Consegna =>
Nelle righe dei record, dall'inizio fino alla riga che contiene "base-letter: T: [280, 333, 288, 348]" compresa, sostituisci "bounding boxes" con "enclosing boxes" e lascia invariato tutto il resto. Riporta soltanto queste righe.

I dati =>
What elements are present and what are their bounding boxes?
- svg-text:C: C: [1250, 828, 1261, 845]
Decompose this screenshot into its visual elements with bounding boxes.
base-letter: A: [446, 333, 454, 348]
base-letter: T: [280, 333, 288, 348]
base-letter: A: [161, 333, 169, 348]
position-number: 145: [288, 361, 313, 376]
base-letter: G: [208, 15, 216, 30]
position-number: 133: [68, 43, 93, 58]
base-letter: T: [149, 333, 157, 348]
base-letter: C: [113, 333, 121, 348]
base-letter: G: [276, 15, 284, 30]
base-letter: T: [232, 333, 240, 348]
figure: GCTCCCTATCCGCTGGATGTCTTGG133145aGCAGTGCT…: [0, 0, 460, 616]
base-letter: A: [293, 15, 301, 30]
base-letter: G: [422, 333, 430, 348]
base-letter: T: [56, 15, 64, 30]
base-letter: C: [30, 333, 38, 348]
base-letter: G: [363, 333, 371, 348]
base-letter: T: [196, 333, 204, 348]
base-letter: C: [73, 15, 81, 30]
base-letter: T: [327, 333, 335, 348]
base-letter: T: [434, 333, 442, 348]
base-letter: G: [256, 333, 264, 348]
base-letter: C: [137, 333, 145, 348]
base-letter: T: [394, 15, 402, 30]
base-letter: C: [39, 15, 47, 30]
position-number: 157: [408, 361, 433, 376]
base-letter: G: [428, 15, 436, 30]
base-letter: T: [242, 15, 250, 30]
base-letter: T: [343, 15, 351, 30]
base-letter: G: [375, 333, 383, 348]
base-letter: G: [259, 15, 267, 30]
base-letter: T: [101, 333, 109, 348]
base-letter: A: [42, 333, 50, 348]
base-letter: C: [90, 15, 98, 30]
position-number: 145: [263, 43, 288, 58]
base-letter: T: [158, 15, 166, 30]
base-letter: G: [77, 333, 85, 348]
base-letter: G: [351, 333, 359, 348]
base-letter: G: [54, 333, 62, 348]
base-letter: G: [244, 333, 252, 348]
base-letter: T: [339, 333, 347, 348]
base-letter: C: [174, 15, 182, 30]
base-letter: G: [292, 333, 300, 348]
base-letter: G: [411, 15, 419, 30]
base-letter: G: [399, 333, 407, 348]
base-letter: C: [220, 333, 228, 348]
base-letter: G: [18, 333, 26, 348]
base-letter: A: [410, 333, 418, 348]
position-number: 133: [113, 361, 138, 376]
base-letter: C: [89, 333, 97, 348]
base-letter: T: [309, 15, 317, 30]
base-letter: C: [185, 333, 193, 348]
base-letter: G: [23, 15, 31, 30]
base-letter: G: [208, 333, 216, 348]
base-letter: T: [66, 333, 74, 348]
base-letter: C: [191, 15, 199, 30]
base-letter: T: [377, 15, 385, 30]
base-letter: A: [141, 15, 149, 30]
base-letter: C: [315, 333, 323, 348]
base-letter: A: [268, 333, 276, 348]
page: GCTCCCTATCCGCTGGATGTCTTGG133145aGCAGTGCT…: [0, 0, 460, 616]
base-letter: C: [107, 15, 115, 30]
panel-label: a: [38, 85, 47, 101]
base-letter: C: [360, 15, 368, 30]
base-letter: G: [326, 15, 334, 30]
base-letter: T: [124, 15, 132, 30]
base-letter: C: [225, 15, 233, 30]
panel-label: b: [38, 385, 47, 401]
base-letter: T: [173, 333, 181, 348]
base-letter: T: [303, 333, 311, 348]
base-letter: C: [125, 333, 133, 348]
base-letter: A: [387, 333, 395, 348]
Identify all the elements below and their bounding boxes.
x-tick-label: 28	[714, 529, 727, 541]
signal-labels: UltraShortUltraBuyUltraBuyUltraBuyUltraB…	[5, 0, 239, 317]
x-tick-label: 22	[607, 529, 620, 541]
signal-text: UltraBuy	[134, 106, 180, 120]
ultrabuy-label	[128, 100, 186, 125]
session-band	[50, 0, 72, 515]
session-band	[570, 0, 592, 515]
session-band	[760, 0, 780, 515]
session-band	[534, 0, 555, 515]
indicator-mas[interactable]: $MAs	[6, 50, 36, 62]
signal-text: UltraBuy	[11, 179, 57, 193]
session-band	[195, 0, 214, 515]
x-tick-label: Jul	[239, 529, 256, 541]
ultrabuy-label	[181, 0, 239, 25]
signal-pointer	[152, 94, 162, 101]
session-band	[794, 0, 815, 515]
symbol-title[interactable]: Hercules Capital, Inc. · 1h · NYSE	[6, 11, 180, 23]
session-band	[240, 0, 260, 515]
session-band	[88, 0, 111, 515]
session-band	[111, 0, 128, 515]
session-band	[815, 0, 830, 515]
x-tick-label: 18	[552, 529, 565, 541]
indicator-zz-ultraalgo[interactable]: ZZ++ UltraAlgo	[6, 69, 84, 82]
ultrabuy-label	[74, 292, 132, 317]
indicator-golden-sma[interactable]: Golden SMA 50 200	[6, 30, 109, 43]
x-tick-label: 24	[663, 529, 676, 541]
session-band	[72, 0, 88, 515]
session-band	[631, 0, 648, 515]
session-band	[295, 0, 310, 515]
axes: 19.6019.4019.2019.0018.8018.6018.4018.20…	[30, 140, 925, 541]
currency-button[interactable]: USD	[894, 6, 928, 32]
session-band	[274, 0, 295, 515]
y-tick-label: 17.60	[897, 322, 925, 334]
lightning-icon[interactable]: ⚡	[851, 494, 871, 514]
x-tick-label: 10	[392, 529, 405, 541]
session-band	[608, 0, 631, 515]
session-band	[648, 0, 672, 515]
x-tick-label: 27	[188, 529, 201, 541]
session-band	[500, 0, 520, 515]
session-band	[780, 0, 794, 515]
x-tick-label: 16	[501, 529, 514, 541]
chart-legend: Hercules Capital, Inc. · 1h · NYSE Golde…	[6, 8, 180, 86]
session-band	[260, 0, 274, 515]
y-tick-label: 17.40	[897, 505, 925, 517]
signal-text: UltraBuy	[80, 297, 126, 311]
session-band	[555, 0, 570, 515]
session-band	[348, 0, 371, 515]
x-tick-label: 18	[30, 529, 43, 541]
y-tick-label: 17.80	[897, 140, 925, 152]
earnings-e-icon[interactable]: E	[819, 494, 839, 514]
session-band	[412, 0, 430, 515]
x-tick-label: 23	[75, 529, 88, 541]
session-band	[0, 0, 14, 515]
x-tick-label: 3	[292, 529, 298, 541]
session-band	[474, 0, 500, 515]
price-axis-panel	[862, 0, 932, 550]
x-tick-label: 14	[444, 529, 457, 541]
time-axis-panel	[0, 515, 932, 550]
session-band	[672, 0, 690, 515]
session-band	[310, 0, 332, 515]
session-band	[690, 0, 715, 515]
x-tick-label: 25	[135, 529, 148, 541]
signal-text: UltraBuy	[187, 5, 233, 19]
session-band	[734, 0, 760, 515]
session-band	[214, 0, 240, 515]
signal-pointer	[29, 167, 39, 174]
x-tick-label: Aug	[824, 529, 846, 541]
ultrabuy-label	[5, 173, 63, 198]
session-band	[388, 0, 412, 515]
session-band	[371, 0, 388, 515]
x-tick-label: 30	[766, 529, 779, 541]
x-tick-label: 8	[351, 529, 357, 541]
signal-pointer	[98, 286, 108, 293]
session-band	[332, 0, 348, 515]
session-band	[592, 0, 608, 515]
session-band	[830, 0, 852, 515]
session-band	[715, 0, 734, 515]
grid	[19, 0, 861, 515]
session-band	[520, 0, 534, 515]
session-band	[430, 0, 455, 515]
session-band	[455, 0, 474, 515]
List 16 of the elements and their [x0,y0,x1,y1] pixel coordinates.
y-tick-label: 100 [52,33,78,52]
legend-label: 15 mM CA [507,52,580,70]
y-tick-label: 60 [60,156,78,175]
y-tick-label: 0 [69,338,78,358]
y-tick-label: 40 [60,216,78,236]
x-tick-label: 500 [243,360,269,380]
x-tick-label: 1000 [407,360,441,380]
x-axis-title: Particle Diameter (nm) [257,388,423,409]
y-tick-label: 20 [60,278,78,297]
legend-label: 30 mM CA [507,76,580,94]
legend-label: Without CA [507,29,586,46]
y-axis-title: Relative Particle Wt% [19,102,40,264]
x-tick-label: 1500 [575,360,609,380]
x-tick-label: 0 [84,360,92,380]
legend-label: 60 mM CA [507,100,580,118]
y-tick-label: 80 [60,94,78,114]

Risultato =>
What elements are present and what are their enclosing boxes?
- svg-text:C: C: [1250, 828, 1261, 845]
Decompose this screenshot into its visual elements with enclosing boxes.
base-letter: A: [446, 333, 454, 348]
base-letter: T: [280, 333, 288, 348]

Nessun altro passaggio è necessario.